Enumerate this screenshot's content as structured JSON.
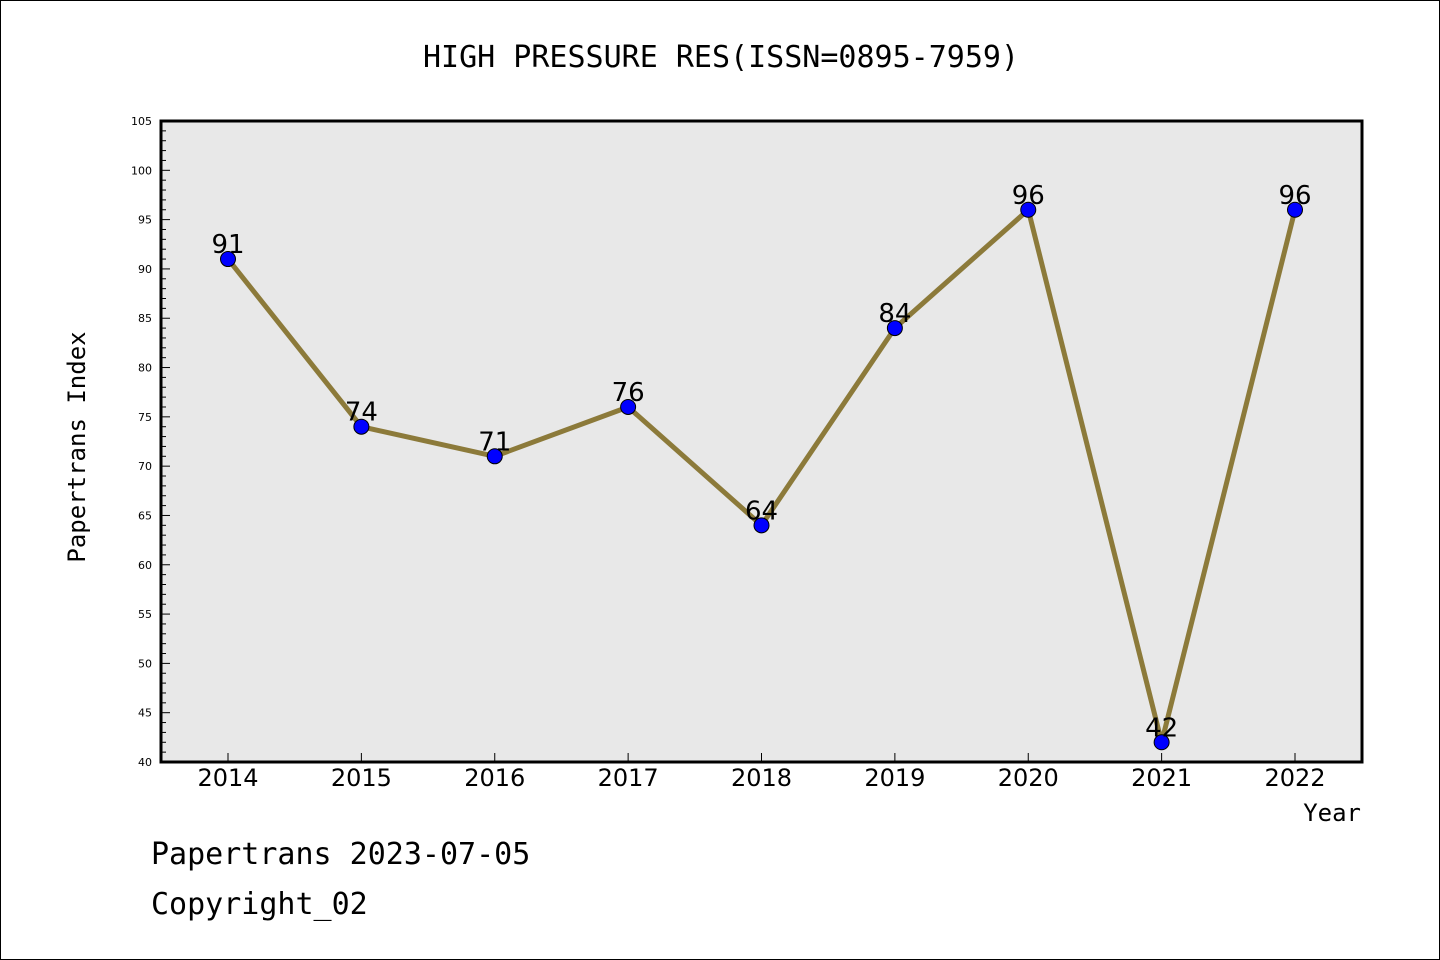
{
  "chart_data": {
    "type": "line",
    "title": "HIGH PRESSURE RES(ISSN=0895-7959)",
    "xlabel": "Year",
    "ylabel": "Papertrans Index",
    "categories": [
      "2014",
      "2015",
      "2016",
      "2017",
      "2018",
      "2019",
      "2020",
      "2021",
      "2022"
    ],
    "series": [
      {
        "values": [
          91,
          74,
          71,
          76,
          64,
          84,
          96,
          42,
          96
        ]
      }
    ],
    "ylim": [
      40,
      105
    ],
    "yticks": [
      "40",
      "45",
      "50",
      "55",
      "60",
      "65",
      "70",
      "75",
      "80",
      "85",
      "90",
      "95",
      "100",
      "105"
    ],
    "grid": false,
    "data_labels": true,
    "colors": {
      "line": "#8c7a3a",
      "marker": "#0000ff",
      "plot_background": "#e8e8e8"
    }
  },
  "footer": {
    "date_text": "Papertrans 2023-07-05",
    "copyright_text": "Copyright_02"
  }
}
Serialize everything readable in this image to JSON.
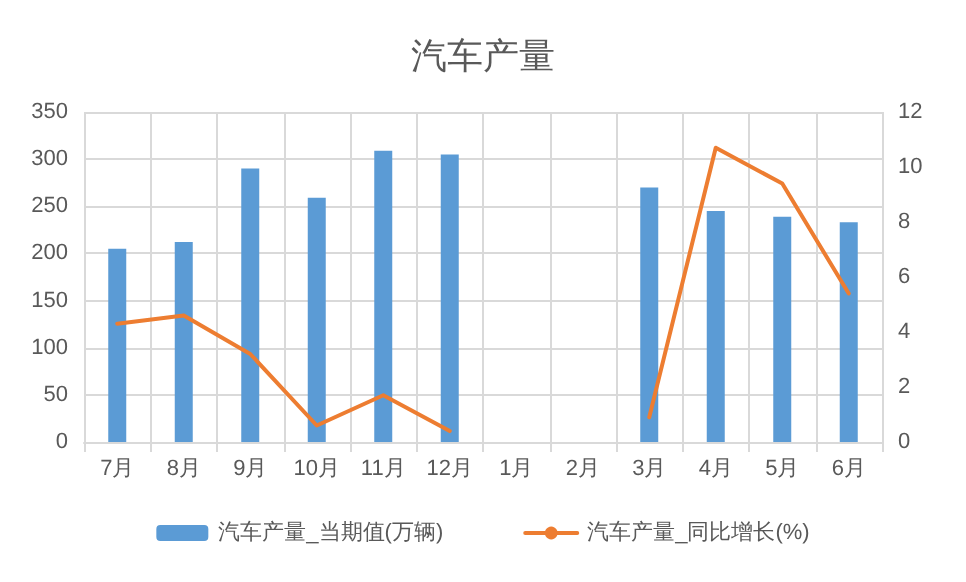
{
  "chart_data": {
    "type": "bar",
    "title": "汽车产量",
    "categories": [
      "7月",
      "8月",
      "9月",
      "10月",
      "11月",
      "12月",
      "1月",
      "2月",
      "3月",
      "4月",
      "5月",
      "6月"
    ],
    "series": [
      {
        "name": "汽车产量_当期值(万辆)",
        "color": "#5b9bd5",
        "values": [
          205,
          212,
          290,
          259,
          309,
          305,
          null,
          null,
          270,
          245,
          239,
          233
        ]
      },
      {
        "name": "汽车产量_同比增长(%)",
        "type": "line",
        "axis": "y2",
        "color": "#ed7d31",
        "values": [
          4.3,
          4.6,
          3.2,
          0.6,
          1.7,
          0.4,
          null,
          null,
          0.9,
          10.7,
          9.4,
          5.4
        ]
      }
    ],
    "ylim": [
      0,
      350
    ],
    "yticks": [
      0,
      50,
      100,
      150,
      200,
      250,
      300,
      350
    ],
    "y2lim": [
      0,
      12
    ],
    "y2ticks": [
      0,
      2,
      4,
      6,
      8,
      10,
      12
    ],
    "grid": true,
    "legend": "bottom",
    "marker": "none"
  }
}
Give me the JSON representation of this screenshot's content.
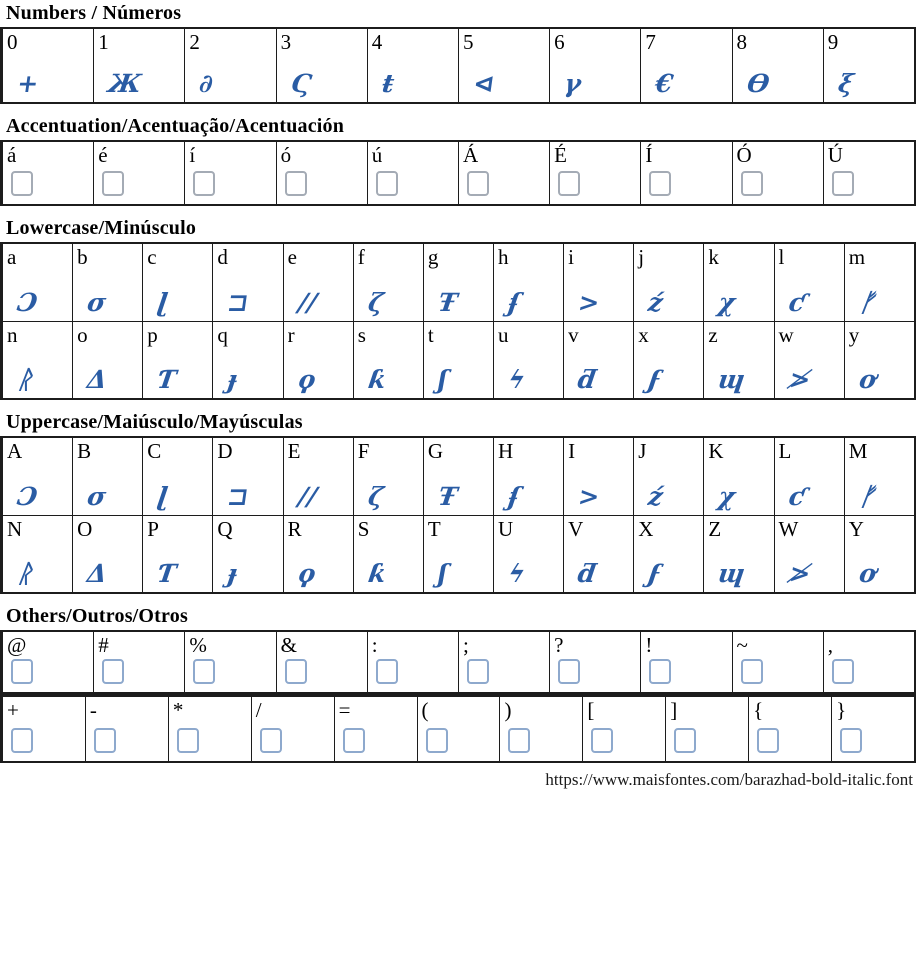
{
  "meta": {
    "glyph_color": "#2a5ca4",
    "border_color": "#1c1c1c",
    "missing_glyph_box_grey": "#a4abb5",
    "missing_glyph_box_blue": "#8ea9cd"
  },
  "numbers": {
    "title": "Numbers / Números",
    "cells": [
      {
        "label": "0",
        "glyph": "+"
      },
      {
        "label": "1",
        "glyph": "Ж"
      },
      {
        "label": "2",
        "glyph": "∂"
      },
      {
        "label": "3",
        "glyph": "Ϛ"
      },
      {
        "label": "4",
        "glyph": "ŧ"
      },
      {
        "label": "5",
        "glyph": "⊲"
      },
      {
        "label": "6",
        "glyph": "γ"
      },
      {
        "label": "7",
        "glyph": "€"
      },
      {
        "label": "8",
        "glyph": "ϴ"
      },
      {
        "label": "9",
        "glyph": "ξ"
      }
    ]
  },
  "accentuation": {
    "title": "Accentuation/Acentuação/Acentuación",
    "cells": [
      {
        "label": "á"
      },
      {
        "label": "é"
      },
      {
        "label": "í"
      },
      {
        "label": "ó"
      },
      {
        "label": "ú"
      },
      {
        "label": "Á"
      },
      {
        "label": "É"
      },
      {
        "label": "Í"
      },
      {
        "label": "Ó"
      },
      {
        "label": "Ú"
      }
    ]
  },
  "lowercase": {
    "title": "Lowercase/Minúsculo",
    "row1": [
      {
        "label": "a",
        "glyph": "Ɔ"
      },
      {
        "label": "b",
        "glyph": "σ"
      },
      {
        "label": "c",
        "glyph": "ɭ"
      },
      {
        "label": "d",
        "glyph": "⊐"
      },
      {
        "label": "e",
        "glyph": "∕∕"
      },
      {
        "label": "f",
        "glyph": "ζ"
      },
      {
        "label": "g",
        "glyph": "Ŧ"
      },
      {
        "label": "h",
        "glyph": "ʄ"
      },
      {
        "label": "i",
        "glyph": ">"
      },
      {
        "label": "j",
        "glyph": "ź"
      },
      {
        "label": "k",
        "glyph": "χ"
      },
      {
        "label": "l",
        "glyph": "ƈ"
      },
      {
        "label": "m",
        "glyph": "ᚠ"
      }
    ],
    "row2": [
      {
        "label": "n",
        "glyph": "ᚱ"
      },
      {
        "label": "o",
        "glyph": "Δ"
      },
      {
        "label": "p",
        "glyph": "Ƭ"
      },
      {
        "label": "q",
        "glyph": "ɟ"
      },
      {
        "label": "r",
        "glyph": "ϙ"
      },
      {
        "label": "s",
        "glyph": "ƙ"
      },
      {
        "label": "t",
        "glyph": "ʃ"
      },
      {
        "label": "u",
        "glyph": "ϟ"
      },
      {
        "label": "v",
        "glyph": "ƌ"
      },
      {
        "label": "x",
        "glyph": "ϝ"
      },
      {
        "label": "z",
        "glyph": "ɰ"
      },
      {
        "label": "w",
        "glyph": "≯"
      },
      {
        "label": "y",
        "glyph": "ơ"
      }
    ]
  },
  "uppercase": {
    "title": "Uppercase/Maiúsculo/Mayúsculas",
    "row1": [
      {
        "label": "A",
        "glyph": "Ɔ"
      },
      {
        "label": "B",
        "glyph": "σ"
      },
      {
        "label": "C",
        "glyph": "ɭ"
      },
      {
        "label": "D",
        "glyph": "⊐"
      },
      {
        "label": "E",
        "glyph": "∕∕"
      },
      {
        "label": "F",
        "glyph": "ζ"
      },
      {
        "label": "G",
        "glyph": "Ŧ"
      },
      {
        "label": "H",
        "glyph": "ʄ"
      },
      {
        "label": "I",
        "glyph": ">"
      },
      {
        "label": "J",
        "glyph": "ź"
      },
      {
        "label": "K",
        "glyph": "χ"
      },
      {
        "label": "L",
        "glyph": "ƈ"
      },
      {
        "label": "M",
        "glyph": "ᚠ"
      }
    ],
    "row2": [
      {
        "label": "N",
        "glyph": "ᚱ"
      },
      {
        "label": "O",
        "glyph": "Δ"
      },
      {
        "label": "P",
        "glyph": "Ƭ"
      },
      {
        "label": "Q",
        "glyph": "ɟ"
      },
      {
        "label": "R",
        "glyph": "ϙ"
      },
      {
        "label": "S",
        "glyph": "ƙ"
      },
      {
        "label": "T",
        "glyph": "ʃ"
      },
      {
        "label": "U",
        "glyph": "ϟ"
      },
      {
        "label": "V",
        "glyph": "ƌ"
      },
      {
        "label": "X",
        "glyph": "ϝ"
      },
      {
        "label": "Z",
        "glyph": "ɰ"
      },
      {
        "label": "W",
        "glyph": "≯"
      },
      {
        "label": "Y",
        "glyph": "ơ"
      }
    ]
  },
  "others": {
    "title": "Others/Outros/Otros",
    "row1": [
      {
        "label": "@"
      },
      {
        "label": "#"
      },
      {
        "label": "%"
      },
      {
        "label": "&"
      },
      {
        "label": ":"
      },
      {
        "label": ";"
      },
      {
        "label": "?"
      },
      {
        "label": "!"
      },
      {
        "label": "~"
      },
      {
        "label": ","
      }
    ],
    "row2": [
      {
        "label": "+"
      },
      {
        "label": "-"
      },
      {
        "label": "*"
      },
      {
        "label": "/"
      },
      {
        "label": "="
      },
      {
        "label": "("
      },
      {
        "label": ")"
      },
      {
        "label": "["
      },
      {
        "label": "]"
      },
      {
        "label": "{"
      },
      {
        "label": "}"
      }
    ]
  },
  "footer": {
    "url": "https://www.maisfontes.com/barazhad-bold-italic.font"
  }
}
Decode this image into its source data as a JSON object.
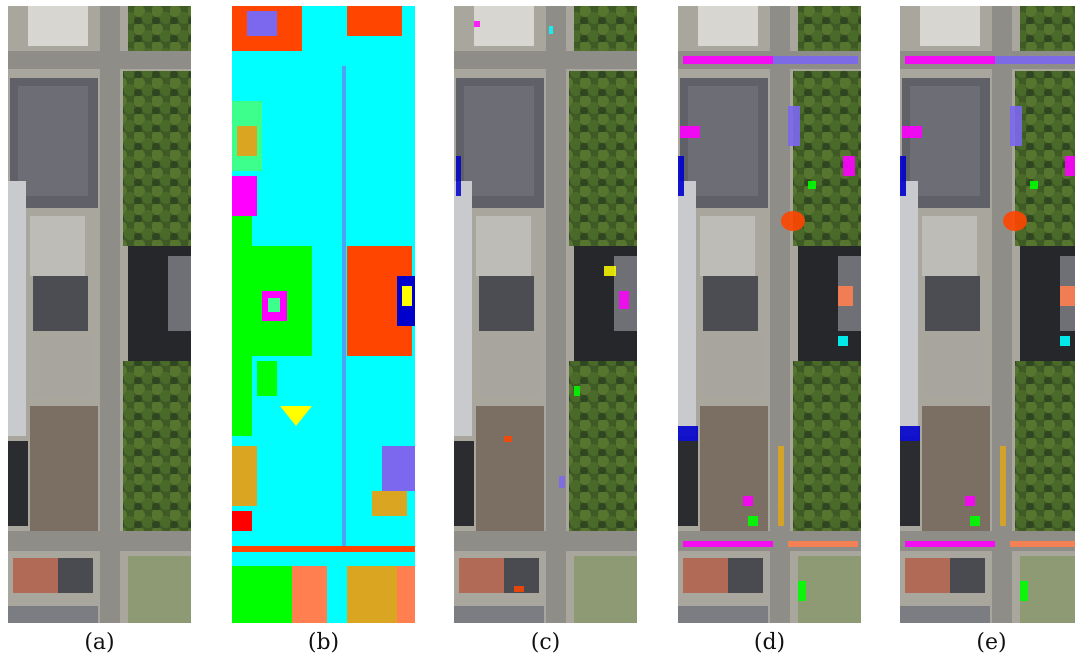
{
  "figure": {
    "panels": [
      {
        "id": "a",
        "label": "(a)",
        "kind": "aerial-photo"
      },
      {
        "id": "b",
        "label": "(b)",
        "kind": "segmentation-map"
      },
      {
        "id": "c",
        "label": "(c)",
        "kind": "photo-with-overlay"
      },
      {
        "id": "d",
        "label": "(d)",
        "kind": "photo-with-overlay"
      },
      {
        "id": "e",
        "label": "(e)",
        "kind": "photo-with-overlay"
      }
    ],
    "palette": {
      "cyan": "#00ffff",
      "green": "#00ff00",
      "orange_red": "#ff4500",
      "yellow": "#ffff00",
      "magenta": "#ff00ff",
      "purple": "#7b68ee",
      "blue": "#0000cd",
      "gold": "#daa520",
      "red": "#ff0000",
      "spring_green": "#3cff8c",
      "coral": "#ff7f50"
    }
  }
}
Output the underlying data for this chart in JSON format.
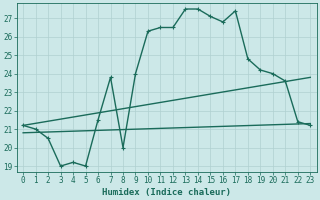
{
  "xlabel": "Humidex (Indice chaleur)",
  "background_color": "#cce8e8",
  "grid_color": "#b0d0d0",
  "line_color": "#1a6b5a",
  "xlim": [
    -0.5,
    23.5
  ],
  "ylim": [
    18.7,
    27.8
  ],
  "yticks": [
    19,
    20,
    21,
    22,
    23,
    24,
    25,
    26,
    27
  ],
  "xticks": [
    0,
    1,
    2,
    3,
    4,
    5,
    6,
    7,
    8,
    9,
    10,
    11,
    12,
    13,
    14,
    15,
    16,
    17,
    18,
    19,
    20,
    21,
    22,
    23
  ],
  "line1_x": [
    0,
    1,
    2,
    3,
    4,
    5,
    6,
    7,
    8,
    9,
    10,
    11,
    12,
    13,
    14,
    15,
    16,
    17,
    18,
    19,
    20,
    21,
    22,
    23
  ],
  "line1_y": [
    21.2,
    21.0,
    20.5,
    19.0,
    19.2,
    19.0,
    21.5,
    23.8,
    20.0,
    24.0,
    26.3,
    26.5,
    26.5,
    27.5,
    27.5,
    27.1,
    26.8,
    27.4,
    24.8,
    24.2,
    24.0,
    23.6,
    21.4,
    21.2
  ],
  "line2_x": [
    0,
    23
  ],
  "line2_y": [
    21.2,
    21.2
  ],
  "line2_slope_start": 21.2,
  "line2_slope_end": 23.8,
  "line3_x": [
    0,
    23
  ],
  "line3_y": [
    21.2,
    21.2
  ],
  "line3_slope_start": 20.8,
  "line3_slope_end": 21.3,
  "trend1_x": [
    0,
    23
  ],
  "trend1_y": [
    21.2,
    23.8
  ],
  "trend2_x": [
    0,
    23
  ],
  "trend2_y": [
    20.8,
    21.3
  ],
  "marker_size": 2.5,
  "line_width": 1.0
}
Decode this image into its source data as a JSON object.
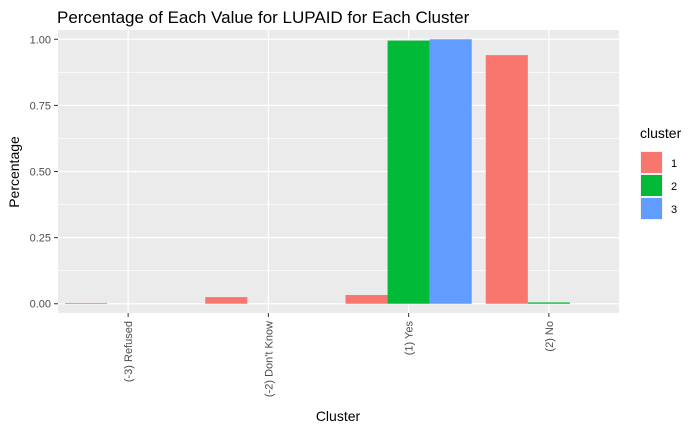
{
  "chart_data": {
    "type": "bar",
    "title": "Percentage of Each Value for LUPAID for Each Cluster",
    "xlabel": "Cluster",
    "ylabel": "Percentage",
    "categories": [
      "(-3) Refused",
      "(-2) Don't Know",
      "(1) Yes",
      "(2) No"
    ],
    "y_ticks": [
      "0.00",
      "0.25",
      "0.50",
      "0.75",
      "1.00"
    ],
    "ylim": [
      -0.035,
      1.035
    ],
    "grid": true,
    "legend": {
      "title": "cluster",
      "position": "right"
    },
    "series": [
      {
        "name": "1",
        "color": "#F8766D",
        "values": [
          0.003,
          0.025,
          0.033,
          0.94
        ]
      },
      {
        "name": "2",
        "color": "#00BA38",
        "values": [
          0.0,
          0.0,
          0.995,
          0.005
        ]
      },
      {
        "name": "3",
        "color": "#619CFF",
        "values": [
          0.0,
          0.0,
          1.0,
          0.0
        ]
      }
    ]
  }
}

**DIRECTIVE:** For the entries above, state how many lines contain the word "content". Provide the number by itself.

**WORKED ANSWER:** 2